◆ Problem ◆
Work out how many lines include "Croix" and answer with that number only.

◆ Materials provided ◆
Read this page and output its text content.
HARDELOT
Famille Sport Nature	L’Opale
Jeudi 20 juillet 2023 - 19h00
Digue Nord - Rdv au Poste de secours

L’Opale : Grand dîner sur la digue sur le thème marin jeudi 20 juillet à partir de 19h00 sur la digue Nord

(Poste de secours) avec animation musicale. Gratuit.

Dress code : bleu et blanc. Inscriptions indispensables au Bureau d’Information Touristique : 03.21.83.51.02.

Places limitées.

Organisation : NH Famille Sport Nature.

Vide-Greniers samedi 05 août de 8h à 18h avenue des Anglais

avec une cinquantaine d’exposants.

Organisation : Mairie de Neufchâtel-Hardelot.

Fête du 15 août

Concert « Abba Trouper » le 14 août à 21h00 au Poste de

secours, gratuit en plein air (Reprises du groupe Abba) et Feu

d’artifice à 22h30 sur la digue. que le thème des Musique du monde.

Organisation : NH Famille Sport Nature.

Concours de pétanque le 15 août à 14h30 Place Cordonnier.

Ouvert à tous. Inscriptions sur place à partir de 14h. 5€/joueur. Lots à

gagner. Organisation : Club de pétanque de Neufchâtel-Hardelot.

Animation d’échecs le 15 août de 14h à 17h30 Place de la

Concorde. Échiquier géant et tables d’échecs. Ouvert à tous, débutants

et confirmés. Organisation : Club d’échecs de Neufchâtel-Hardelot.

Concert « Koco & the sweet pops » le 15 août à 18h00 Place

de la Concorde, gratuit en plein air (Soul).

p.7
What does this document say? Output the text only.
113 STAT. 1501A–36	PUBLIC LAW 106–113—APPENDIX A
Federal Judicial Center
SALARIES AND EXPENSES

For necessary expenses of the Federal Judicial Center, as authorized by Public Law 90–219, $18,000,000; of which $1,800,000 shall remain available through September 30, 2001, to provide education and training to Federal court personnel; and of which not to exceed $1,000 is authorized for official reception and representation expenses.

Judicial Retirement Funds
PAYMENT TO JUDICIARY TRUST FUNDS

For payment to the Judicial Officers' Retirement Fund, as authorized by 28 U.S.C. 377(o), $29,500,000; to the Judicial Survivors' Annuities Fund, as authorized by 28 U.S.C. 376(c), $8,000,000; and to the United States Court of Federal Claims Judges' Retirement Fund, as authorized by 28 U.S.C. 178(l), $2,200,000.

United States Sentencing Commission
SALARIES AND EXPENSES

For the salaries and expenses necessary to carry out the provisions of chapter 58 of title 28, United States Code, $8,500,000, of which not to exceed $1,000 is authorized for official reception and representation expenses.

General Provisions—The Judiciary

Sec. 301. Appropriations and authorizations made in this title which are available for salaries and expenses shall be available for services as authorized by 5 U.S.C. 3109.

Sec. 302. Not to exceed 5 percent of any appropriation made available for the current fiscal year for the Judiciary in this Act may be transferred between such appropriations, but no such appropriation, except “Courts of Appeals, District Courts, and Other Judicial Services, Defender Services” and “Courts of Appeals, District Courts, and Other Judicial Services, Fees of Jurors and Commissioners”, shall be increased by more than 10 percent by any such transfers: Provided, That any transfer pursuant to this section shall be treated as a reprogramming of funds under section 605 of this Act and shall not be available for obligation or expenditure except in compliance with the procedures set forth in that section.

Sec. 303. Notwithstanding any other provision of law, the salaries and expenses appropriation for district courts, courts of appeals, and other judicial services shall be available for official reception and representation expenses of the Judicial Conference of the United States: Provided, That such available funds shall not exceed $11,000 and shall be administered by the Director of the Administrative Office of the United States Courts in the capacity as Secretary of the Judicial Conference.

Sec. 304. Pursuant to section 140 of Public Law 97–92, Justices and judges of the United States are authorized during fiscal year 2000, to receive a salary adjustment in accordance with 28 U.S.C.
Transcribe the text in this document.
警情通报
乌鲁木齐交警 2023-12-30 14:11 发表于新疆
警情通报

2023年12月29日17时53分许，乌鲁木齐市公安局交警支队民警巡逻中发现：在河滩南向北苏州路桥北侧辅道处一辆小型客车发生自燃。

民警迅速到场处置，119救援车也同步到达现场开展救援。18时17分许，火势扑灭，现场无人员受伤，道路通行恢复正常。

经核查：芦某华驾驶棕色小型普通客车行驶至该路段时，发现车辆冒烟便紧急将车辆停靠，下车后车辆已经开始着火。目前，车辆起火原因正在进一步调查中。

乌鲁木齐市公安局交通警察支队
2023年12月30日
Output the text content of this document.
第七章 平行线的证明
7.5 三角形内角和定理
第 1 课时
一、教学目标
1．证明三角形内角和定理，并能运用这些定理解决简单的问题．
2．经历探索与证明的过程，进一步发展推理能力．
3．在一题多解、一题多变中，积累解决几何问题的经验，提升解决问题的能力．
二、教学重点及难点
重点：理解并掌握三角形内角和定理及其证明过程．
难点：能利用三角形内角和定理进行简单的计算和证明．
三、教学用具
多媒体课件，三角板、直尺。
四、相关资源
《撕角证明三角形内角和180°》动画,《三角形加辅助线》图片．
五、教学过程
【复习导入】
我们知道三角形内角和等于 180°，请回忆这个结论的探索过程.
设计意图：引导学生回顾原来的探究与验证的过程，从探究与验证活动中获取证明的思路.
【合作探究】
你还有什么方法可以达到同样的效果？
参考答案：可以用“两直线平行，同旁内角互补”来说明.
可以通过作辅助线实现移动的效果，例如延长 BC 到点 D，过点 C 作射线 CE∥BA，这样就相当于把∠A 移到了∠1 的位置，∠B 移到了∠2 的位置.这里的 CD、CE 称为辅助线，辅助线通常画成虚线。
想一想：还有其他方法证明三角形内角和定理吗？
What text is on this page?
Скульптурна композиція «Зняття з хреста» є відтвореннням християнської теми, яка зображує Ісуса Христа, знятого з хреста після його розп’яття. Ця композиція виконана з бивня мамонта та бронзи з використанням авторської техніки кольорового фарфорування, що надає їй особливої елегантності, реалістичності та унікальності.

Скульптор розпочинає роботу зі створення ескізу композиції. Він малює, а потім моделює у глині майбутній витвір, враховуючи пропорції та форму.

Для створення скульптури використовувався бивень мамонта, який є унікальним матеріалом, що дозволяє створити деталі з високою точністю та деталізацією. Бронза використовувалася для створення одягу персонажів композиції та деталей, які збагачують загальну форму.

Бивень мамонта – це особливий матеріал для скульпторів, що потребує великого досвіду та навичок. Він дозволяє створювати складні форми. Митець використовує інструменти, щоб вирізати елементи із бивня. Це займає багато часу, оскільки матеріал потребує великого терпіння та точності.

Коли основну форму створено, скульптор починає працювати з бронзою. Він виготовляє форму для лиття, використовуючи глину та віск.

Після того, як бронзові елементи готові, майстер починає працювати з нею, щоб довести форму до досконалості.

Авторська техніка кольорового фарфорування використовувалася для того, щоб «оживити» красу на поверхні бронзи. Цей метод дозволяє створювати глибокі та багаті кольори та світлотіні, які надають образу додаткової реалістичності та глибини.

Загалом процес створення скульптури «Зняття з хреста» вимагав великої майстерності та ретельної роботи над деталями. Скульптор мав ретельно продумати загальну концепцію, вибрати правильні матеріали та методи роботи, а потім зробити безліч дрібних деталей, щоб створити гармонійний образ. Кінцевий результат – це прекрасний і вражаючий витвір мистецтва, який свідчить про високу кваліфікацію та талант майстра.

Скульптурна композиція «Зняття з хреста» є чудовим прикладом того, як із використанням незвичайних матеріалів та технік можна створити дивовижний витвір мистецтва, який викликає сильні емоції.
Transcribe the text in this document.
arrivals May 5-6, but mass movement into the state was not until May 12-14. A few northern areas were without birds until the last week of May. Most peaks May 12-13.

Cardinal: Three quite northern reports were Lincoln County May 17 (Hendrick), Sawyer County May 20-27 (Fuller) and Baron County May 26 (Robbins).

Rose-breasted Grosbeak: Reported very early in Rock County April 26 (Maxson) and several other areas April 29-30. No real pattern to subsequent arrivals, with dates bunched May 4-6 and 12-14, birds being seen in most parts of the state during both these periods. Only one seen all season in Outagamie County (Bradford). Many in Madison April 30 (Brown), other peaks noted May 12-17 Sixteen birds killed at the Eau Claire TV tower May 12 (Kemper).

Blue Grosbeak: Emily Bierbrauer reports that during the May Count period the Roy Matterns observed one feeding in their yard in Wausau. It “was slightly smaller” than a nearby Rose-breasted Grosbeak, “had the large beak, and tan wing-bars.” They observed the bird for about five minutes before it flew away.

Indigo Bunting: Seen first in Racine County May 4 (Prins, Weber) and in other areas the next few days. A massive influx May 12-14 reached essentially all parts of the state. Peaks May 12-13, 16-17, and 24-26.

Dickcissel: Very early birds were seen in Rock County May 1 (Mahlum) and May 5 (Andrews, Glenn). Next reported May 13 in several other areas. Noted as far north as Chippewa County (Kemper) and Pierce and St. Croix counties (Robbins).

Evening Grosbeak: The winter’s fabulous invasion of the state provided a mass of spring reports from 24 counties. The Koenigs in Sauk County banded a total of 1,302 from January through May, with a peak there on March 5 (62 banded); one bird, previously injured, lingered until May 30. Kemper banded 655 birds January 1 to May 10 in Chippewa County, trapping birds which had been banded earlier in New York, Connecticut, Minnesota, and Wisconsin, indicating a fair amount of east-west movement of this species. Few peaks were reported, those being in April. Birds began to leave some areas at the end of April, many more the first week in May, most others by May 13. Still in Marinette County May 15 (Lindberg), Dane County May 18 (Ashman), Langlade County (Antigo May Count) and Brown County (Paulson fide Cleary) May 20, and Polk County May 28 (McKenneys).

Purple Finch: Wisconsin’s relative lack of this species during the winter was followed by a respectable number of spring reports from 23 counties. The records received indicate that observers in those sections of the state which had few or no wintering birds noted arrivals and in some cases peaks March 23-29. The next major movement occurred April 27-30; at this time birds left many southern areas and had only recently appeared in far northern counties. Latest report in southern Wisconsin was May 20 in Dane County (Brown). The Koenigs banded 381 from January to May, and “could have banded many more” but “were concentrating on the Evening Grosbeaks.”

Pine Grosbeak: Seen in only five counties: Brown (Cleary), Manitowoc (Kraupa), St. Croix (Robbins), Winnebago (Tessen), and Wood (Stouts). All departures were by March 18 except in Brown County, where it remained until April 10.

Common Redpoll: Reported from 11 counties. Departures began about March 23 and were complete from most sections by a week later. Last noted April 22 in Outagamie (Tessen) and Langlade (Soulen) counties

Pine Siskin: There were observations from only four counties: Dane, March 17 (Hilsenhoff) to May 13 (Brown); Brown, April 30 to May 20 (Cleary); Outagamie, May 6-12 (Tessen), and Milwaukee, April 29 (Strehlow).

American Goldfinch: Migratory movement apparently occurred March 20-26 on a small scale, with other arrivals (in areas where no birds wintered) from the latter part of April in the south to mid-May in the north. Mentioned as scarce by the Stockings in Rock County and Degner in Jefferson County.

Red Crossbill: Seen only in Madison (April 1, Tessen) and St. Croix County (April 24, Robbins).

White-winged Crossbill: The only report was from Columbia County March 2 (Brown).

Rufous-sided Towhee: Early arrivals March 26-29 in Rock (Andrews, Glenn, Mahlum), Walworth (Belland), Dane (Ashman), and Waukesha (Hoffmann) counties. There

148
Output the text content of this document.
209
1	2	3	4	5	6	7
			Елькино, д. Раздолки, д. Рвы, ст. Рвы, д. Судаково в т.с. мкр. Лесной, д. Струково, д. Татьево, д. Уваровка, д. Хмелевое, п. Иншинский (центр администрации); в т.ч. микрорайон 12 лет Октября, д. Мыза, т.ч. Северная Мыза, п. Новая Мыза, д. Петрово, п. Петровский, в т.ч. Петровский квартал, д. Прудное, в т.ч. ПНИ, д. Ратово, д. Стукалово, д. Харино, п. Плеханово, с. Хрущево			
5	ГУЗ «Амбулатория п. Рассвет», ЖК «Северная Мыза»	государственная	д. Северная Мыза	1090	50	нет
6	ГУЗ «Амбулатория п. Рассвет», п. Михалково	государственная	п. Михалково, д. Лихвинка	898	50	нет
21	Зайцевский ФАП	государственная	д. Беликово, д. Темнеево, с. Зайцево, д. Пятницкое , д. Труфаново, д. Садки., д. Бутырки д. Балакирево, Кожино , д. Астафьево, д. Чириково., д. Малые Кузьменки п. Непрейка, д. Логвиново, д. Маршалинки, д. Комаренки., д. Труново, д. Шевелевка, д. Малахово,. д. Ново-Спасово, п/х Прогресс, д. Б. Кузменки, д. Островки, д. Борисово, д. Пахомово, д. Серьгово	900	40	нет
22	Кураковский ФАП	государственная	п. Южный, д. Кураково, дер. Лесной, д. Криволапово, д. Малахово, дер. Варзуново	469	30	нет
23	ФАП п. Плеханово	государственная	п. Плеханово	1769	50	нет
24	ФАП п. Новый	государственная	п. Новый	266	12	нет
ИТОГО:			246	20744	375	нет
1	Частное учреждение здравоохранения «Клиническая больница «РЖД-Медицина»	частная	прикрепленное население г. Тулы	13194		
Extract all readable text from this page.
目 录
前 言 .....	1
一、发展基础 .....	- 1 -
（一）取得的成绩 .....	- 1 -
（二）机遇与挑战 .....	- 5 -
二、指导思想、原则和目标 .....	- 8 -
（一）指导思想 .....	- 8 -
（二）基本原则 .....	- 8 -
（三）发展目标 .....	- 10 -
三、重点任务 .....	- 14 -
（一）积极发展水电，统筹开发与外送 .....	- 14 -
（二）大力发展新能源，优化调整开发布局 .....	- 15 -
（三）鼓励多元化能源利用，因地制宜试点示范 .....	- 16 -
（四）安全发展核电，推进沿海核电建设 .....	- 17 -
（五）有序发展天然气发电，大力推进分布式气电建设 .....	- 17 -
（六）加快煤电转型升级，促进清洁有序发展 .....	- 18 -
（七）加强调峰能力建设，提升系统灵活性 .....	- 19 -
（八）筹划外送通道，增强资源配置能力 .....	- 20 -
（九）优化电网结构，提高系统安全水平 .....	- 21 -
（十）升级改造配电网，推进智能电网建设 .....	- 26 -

◆ Answer to this exercise ◆
3